- DIRECTION -
The entries below should be given again exactly, minus their pictures.

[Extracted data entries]
--*--

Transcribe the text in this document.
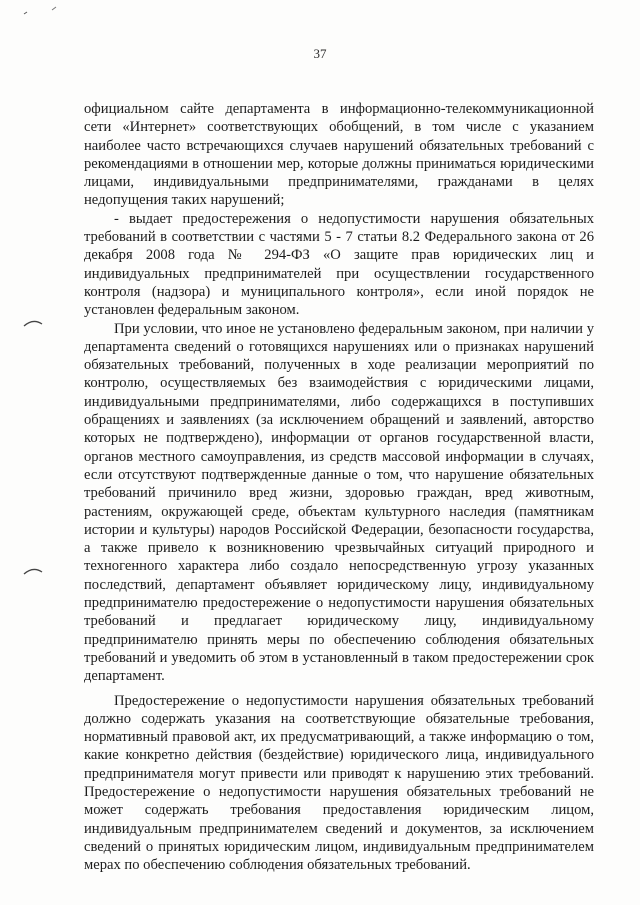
37

официальном сайте департамента в информационно-телекоммуникационной сети «Интернет» соответствующих обобщений, в том числе с указанием наиболее часто встречающихся случаев нарушений обязательных требований с рекомендациями в отношении мер, которые должны приниматься юридическими лицами, индивидуальными предпринимателями, гражданами в целях недопущения таких нарушений;

- выдает предостережения о недопустимости нарушения обязательных требований в соответствии с частями 5 - 7 статьи 8.2 Федерального закона от 26 декабря 2008 года № 294-ФЗ «О защите прав юридических лиц и индивидуальных предпринимателей при осуществлении государственного контроля (надзора) и муниципального контроля», если иной порядок не установлен федеральным законом.

При условии, что иное не установлено федеральным законом, при наличии у департамента сведений о готовящихся нарушениях или о признаках нарушений обязательных требований, полученных в ходе реализации мероприятий по контролю, осуществляемых без взаимодействия с юридическими лицами, индивидуальными предпринимателями, либо содержащихся в поступивших обращениях и заявлениях (за исключением обращений и заявлений, авторство которых не подтверждено), информации от органов государственной власти, органов местного самоуправления, из средств массовой информации в случаях, если отсутствуют подтвержденные данные о том, что нарушение обязательных требований причинило вред жизни, здоровью граждан, вред животным, растениям, окружающей среде, объектам культурного наследия (памятникам истории и культуры) народов Российской Федерации, безопасности государства, а также привело к возникновению чрезвычайных ситуаций природного и техногенного характера либо создало непосредственную угрозу указанных последствий, департамент объявляет юридическому лицу, индивидуальному предпринимателю предостережение о недопустимости нарушения обязательных требований и предлагает юридическому лицу, индивидуальному предпринимателю принять меры по обеспечению соблюдения обязательных требований и уведомить об этом в установленный в таком предостережении срок департамент.

Предостережение о недопустимости нарушения обязательных требований должно содержать указания на соответствующие обязательные требования, нормативный правовой акт, их предусматривающий, а также информацию о том, какие конкретно действия (бездействие) юридического лица, индивидуального предпринимателя могут привести или приводят к нарушению этих требований. Предостережение о недопустимости нарушения обязательных требований не может содержать требования предоставления юридическим лицом, индивидуальным предпринимателем сведений и документов, за исключением сведений о принятых юридическим лицом, индивидуальным предпринимателем мерах по обеспечению соблюдения обязательных требований.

--*--

- RESULT OF THIS EXERCISE -
Transcribe the text in this document.
37

официальном сайте департамента в информационно-телекоммуникационной сети «Интернет» соответствующих обобщений, в том числе с указанием наиболее часто встречающихся случаев нарушений обязательных требований с рекомендациями в отношении мер, которые должны приниматься юридическими лицами, индивидуальными предпринимателями, гражданами в целях недопущения таких нарушений;

- выдает предостережения о недопустимости нарушения обязательных требований в соответствии с частями 5 - 7 статьи 8.2 Федерального закона от 26 декабря 2008 года № 294-ФЗ «О защите прав юридических лиц и индивидуальных предпринимателей при осуществлении государственного контроля (надзора) и муниципального контроля», если иной порядок не установлен федеральным законом.

При условии, что иное не установлено федеральным законом, при наличии у департамента сведений о готовящихся нарушениях или о признаках нарушений обязательных требований, полученных в ходе реализации мероприятий по контролю, осуществляемых без взаимодействия с юридическими лицами, индивидуальными предпринимателями, либо содержащихся в поступивших обращениях и заявлениях (за исключением обращений и заявлений, авторство которых не подтверждено), информации от органов государственной власти, органов местного самоуправления, из средств массовой информации в случаях, если отсутствуют подтвержденные данные о том, что нарушение обязательных требований причинило вред жизни, здоровью граждан, вред животным, растениям, окружающей среде, объектам культурного наследия (памятникам истории и культуры) народов Российской Федерации, безопасности государства, а также привело к возникновению чрезвычайных ситуаций природного и техногенного характера либо создало непосредственную угрозу указанных последствий, департамент объявляет юридическому лицу, индивидуальному предпринимателю предостережение о недопустимости нарушения обязательных требований и предлагает юридическому лицу, индивидуальному предпринимателю принять меры по обеспечению соблюдения обязательных требований и уведомить об этом в установленный в таком предостережении срок департамент.

Предостережение о недопустимости нарушения обязательных требований должно содержать указания на соответствующие обязательные требования, нормативный правовой акт, их предусматривающий, а также информацию о том, какие конкретно действия (бездействие) юридического лица, индивидуального предпринимателя могут привести или приводят к нарушению этих требований. Предостережение о недопустимости нарушения обязательных требований не может содержать требования предоставления юридическим лицом, индивидуальным предпринимателем сведений и документов, за исключением сведений о принятых юридическим лицом, индивидуальным предпринимателем мерах по обеспечению соблюдения обязательных требований.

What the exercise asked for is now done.